> **Exercise description**
Check each line of the material below, and copy it if it holds the string "minutes".

◆ ◆ ◆ ◆ ◆ ◆ ◆

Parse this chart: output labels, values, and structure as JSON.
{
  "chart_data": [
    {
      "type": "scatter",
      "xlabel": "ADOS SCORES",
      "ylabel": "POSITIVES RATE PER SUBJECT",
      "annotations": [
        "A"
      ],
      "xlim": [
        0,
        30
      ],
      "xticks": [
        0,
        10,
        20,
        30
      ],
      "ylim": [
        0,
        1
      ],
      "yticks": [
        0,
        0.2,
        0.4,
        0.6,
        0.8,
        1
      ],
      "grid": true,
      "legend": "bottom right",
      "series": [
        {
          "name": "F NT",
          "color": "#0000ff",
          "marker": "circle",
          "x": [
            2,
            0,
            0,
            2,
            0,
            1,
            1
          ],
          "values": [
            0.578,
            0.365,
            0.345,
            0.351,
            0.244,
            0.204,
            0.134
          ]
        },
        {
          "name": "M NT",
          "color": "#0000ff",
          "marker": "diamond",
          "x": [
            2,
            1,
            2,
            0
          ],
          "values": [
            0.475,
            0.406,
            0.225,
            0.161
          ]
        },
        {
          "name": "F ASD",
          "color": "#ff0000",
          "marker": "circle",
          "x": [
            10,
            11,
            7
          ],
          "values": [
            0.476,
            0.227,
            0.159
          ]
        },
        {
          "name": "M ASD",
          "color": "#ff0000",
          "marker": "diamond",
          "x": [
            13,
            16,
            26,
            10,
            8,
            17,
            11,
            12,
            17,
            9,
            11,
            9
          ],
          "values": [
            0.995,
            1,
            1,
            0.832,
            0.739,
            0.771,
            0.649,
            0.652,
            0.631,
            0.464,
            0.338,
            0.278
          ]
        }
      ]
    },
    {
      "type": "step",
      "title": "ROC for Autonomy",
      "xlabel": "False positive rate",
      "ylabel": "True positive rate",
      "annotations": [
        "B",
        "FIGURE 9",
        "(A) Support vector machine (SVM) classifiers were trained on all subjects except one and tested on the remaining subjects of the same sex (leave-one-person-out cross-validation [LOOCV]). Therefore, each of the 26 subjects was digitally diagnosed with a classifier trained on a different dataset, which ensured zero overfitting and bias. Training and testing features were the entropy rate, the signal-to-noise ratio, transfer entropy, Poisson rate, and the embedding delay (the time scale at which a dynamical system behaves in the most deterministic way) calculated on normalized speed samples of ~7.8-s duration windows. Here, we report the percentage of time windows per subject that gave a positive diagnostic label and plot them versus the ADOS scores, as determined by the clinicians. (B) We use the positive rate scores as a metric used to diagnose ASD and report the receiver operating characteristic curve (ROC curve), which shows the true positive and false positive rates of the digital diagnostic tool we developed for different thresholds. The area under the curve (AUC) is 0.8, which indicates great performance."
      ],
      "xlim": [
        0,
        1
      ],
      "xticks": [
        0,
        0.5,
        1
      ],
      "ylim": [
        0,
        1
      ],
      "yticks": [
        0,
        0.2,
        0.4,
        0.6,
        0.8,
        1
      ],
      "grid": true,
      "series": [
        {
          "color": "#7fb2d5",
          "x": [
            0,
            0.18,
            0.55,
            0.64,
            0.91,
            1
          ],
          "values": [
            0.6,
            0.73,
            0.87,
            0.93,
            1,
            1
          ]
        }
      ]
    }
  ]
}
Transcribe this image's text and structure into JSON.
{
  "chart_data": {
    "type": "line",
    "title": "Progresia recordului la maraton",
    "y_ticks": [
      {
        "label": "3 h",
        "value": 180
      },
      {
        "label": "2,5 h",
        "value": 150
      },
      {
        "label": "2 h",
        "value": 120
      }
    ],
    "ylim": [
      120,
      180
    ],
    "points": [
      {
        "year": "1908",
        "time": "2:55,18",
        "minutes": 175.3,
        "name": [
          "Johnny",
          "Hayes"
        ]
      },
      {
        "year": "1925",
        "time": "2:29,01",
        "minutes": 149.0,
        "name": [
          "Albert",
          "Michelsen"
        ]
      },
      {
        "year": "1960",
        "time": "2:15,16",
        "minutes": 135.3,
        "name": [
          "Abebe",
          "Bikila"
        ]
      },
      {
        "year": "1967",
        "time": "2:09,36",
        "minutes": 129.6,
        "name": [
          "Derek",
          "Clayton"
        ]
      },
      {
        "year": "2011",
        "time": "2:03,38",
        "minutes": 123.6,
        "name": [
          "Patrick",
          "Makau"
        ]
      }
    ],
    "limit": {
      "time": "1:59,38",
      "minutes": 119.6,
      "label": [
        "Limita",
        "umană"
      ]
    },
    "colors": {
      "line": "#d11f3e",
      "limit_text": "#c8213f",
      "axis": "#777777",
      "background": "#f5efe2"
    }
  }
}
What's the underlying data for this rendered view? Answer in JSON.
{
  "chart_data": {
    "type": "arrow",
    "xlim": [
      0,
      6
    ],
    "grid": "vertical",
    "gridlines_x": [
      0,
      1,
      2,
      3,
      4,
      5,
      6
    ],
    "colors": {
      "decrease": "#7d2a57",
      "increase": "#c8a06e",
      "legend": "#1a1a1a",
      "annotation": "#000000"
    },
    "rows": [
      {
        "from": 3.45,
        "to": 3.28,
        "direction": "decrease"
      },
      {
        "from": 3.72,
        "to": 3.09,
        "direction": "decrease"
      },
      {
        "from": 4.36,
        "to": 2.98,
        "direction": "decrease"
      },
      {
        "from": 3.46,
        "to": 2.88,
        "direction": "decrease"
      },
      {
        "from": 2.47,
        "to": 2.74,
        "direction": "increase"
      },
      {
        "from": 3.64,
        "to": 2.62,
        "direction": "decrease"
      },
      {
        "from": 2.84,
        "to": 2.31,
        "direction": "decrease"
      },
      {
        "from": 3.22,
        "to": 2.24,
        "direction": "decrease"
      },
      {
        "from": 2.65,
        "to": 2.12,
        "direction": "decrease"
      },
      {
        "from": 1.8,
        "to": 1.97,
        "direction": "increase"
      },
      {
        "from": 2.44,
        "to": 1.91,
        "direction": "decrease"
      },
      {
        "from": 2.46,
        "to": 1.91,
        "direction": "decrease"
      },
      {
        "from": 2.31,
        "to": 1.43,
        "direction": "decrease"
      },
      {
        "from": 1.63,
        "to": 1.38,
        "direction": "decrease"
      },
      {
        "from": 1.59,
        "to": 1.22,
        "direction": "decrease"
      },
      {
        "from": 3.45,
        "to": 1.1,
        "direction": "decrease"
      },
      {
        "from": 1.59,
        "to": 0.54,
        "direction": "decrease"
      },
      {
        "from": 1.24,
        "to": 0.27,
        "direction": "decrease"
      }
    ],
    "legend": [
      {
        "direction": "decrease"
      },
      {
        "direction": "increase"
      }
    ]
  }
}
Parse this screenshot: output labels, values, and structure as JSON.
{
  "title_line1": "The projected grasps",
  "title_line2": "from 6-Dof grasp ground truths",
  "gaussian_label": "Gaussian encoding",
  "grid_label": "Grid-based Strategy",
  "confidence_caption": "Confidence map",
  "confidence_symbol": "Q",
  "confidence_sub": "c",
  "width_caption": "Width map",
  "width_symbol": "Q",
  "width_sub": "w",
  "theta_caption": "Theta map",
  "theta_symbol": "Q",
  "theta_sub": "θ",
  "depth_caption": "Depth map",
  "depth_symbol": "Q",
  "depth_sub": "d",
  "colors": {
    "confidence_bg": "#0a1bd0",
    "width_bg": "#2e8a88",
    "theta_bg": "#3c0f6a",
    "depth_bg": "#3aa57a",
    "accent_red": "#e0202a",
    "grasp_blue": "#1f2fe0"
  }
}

◆ ◆ ◆ ◆ ◆ ◆ ◆

> **Solution for this problem**
        "minutes": 175.3,
        "minutes": 149.0,
        "minutes": 135.3,
        "minutes": 129.6,
        "minutes": 123.6,
      "minutes": 119.6,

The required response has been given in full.